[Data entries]
※ ※ ※
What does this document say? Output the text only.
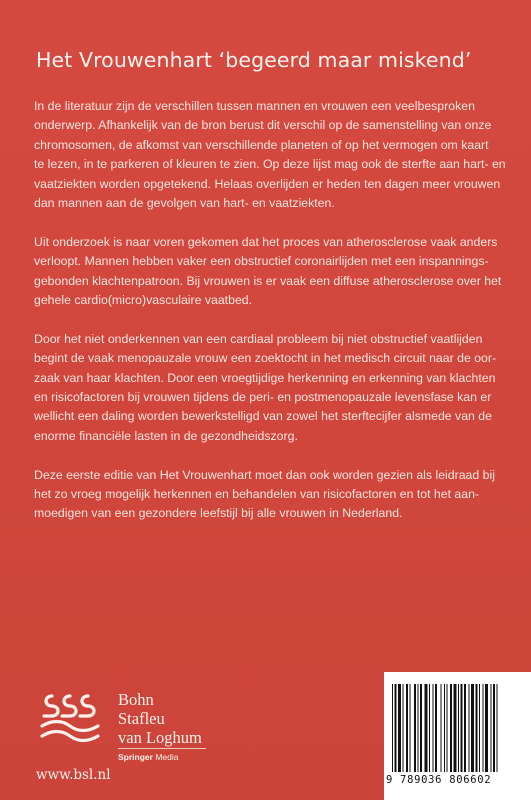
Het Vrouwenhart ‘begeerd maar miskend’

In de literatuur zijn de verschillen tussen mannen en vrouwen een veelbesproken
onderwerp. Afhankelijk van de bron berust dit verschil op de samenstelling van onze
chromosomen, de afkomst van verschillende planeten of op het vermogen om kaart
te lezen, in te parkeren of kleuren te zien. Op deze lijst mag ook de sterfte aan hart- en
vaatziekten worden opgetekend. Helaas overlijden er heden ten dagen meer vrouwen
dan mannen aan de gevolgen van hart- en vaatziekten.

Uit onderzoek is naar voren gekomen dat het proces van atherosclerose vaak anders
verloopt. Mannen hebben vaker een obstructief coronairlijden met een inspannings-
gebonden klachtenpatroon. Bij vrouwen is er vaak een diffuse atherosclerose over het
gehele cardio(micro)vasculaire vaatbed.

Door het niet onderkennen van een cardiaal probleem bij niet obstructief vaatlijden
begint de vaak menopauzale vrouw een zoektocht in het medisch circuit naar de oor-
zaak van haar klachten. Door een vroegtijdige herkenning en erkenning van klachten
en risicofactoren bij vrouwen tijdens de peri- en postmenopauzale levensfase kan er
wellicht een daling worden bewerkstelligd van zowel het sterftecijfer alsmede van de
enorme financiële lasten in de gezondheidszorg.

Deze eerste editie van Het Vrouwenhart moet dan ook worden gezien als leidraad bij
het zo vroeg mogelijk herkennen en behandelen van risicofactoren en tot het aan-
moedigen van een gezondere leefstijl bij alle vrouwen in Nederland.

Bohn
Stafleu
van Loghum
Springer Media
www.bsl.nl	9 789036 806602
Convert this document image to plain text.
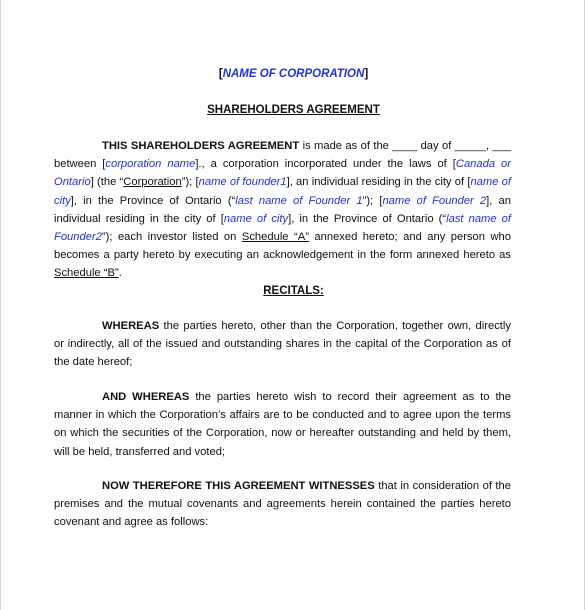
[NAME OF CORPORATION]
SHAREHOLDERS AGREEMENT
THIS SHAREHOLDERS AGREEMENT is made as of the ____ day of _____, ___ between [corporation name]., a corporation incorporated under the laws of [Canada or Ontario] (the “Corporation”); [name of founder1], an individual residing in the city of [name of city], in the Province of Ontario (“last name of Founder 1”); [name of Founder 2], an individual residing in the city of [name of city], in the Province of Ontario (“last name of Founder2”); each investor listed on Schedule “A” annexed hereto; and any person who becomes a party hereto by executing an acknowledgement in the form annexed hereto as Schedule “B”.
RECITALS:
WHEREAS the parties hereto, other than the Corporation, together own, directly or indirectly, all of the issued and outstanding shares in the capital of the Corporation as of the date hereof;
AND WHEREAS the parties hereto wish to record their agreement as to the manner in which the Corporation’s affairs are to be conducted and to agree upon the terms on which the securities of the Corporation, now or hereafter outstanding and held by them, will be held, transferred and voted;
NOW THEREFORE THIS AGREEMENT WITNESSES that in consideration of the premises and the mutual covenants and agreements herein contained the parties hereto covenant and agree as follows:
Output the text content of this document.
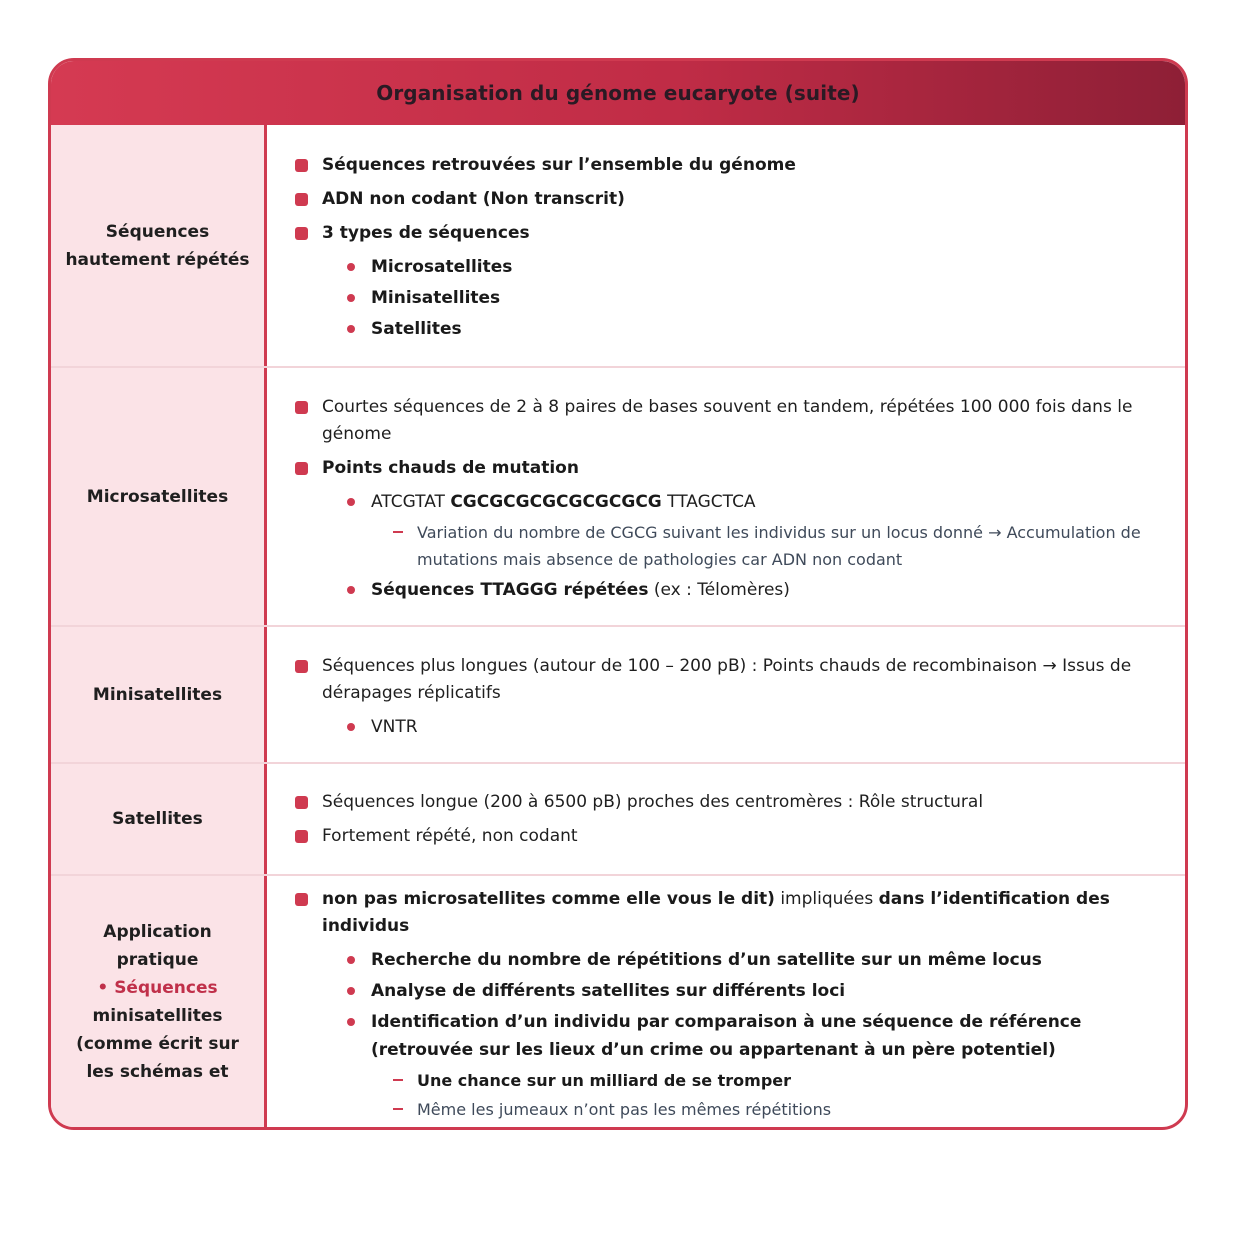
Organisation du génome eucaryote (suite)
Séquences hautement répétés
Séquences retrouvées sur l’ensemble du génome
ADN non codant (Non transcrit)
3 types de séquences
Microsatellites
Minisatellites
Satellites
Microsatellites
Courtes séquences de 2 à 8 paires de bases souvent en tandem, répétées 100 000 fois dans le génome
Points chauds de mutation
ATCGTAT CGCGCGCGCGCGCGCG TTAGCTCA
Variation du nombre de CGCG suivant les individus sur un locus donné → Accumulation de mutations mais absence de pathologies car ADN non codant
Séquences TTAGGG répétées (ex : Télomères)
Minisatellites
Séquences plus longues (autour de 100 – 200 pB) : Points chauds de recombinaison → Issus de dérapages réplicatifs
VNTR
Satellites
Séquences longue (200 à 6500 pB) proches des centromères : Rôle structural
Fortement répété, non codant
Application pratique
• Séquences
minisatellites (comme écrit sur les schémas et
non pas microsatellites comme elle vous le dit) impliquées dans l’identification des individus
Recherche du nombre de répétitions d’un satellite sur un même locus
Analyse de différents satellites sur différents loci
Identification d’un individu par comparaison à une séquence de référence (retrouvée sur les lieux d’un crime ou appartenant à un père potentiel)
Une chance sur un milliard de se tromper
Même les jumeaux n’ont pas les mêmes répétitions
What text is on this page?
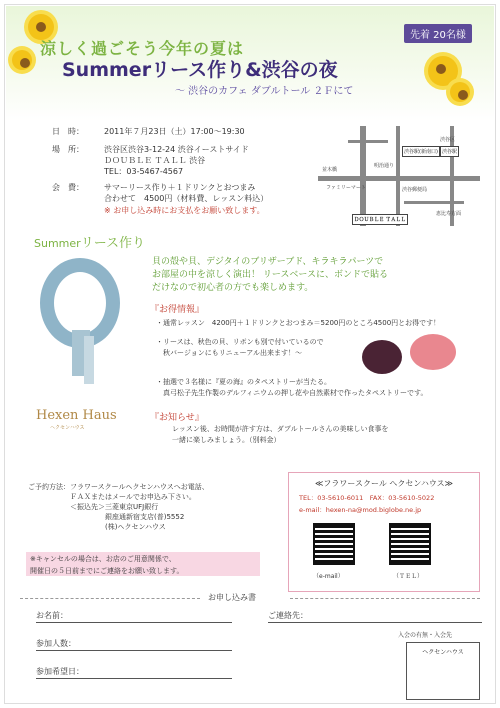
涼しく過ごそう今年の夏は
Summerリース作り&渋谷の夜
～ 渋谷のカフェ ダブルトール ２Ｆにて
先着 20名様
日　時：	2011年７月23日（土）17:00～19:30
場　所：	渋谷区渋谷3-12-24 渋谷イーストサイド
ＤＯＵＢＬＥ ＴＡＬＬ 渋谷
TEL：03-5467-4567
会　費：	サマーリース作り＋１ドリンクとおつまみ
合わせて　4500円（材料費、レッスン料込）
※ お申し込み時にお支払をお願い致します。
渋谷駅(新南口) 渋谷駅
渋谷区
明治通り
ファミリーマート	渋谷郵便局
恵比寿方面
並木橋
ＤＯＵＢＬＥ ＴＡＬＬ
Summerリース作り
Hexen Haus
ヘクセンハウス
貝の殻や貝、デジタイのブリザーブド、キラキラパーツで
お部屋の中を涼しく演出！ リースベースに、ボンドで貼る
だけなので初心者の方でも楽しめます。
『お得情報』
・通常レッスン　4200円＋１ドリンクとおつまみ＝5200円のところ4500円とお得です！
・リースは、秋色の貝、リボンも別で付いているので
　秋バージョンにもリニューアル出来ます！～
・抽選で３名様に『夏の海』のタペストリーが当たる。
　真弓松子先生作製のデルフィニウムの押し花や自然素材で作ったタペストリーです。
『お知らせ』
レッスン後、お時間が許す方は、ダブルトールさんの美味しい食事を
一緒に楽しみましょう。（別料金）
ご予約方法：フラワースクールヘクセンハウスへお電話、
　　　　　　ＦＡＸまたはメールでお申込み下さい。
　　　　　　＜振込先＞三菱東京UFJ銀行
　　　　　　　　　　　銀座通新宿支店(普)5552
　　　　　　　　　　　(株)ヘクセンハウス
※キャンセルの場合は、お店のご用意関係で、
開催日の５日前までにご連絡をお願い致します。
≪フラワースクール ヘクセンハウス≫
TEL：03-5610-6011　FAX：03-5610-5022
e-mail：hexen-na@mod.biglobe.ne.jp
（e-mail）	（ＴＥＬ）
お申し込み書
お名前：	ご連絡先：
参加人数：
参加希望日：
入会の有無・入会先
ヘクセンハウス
※ ※ ※
» **Objective**
Only lines with the word "text" should be collected from the material.

» **Complete response**
What does this document say? Output the text only.
Convert this document image to plain text.
Output the text content of this document.
What text is on this page?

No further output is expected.